--- BEGIN Given records ---

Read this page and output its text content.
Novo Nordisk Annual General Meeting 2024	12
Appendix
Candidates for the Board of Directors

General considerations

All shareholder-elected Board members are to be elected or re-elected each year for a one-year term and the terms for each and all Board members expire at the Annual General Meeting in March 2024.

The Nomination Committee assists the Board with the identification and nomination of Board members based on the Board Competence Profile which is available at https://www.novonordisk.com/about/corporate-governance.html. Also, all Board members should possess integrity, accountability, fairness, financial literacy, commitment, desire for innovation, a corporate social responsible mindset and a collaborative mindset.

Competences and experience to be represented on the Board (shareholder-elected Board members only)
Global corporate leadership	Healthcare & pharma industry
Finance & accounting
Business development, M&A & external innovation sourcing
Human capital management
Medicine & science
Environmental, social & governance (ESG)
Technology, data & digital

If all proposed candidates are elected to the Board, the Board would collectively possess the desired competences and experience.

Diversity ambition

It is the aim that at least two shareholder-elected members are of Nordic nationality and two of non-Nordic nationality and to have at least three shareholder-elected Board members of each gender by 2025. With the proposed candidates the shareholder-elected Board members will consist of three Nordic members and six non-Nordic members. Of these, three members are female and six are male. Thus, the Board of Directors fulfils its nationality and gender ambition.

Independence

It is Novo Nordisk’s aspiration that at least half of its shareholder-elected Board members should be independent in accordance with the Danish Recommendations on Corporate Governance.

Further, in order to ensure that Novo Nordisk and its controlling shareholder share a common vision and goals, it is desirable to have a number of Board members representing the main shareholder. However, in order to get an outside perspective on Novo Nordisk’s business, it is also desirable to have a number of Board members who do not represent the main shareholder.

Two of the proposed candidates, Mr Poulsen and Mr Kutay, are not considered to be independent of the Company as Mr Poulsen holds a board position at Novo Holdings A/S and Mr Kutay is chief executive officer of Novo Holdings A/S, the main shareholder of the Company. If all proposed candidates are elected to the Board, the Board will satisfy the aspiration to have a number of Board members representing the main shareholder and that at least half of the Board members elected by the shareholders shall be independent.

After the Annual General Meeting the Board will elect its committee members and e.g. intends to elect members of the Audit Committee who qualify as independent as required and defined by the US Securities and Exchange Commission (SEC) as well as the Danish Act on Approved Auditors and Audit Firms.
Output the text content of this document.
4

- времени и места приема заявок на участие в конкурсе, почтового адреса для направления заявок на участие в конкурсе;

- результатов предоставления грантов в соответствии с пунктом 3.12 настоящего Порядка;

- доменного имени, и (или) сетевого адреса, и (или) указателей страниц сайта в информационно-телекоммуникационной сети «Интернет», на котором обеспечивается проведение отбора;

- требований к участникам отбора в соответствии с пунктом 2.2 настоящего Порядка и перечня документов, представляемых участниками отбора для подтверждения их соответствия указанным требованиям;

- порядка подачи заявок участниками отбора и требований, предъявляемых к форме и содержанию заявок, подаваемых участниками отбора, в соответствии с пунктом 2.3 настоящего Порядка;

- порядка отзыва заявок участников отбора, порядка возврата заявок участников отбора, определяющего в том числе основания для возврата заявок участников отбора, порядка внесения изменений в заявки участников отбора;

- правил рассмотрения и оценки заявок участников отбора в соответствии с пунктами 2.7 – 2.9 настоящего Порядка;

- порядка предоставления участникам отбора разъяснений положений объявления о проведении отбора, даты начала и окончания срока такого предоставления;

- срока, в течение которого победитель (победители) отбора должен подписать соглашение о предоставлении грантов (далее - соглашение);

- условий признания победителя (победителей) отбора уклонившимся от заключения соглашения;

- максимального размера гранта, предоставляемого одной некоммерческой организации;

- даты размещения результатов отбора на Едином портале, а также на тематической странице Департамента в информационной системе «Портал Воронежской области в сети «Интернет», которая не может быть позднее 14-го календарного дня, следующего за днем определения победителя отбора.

--- END Given records ---

Exercise aim: Copy down every line of the entries containing the word "Annual".

Solution to this exercise:
Novo Nordisk Annual General Meeting 2024	12
All shareholder-elected Board members are to be elected or re-elected each year for a one-year term and the terms for each and all Board members expire at the Annual General Meeting in March 2024.
After the Annual General Meeting the Board will elect its committee members and e.g. intends to elect members of the Audit Committee who qualify as independent as required and defined by the US Securities and Exchange Commission (SEC) as well as the Danish Act on Approved Auditors and Audit Firms.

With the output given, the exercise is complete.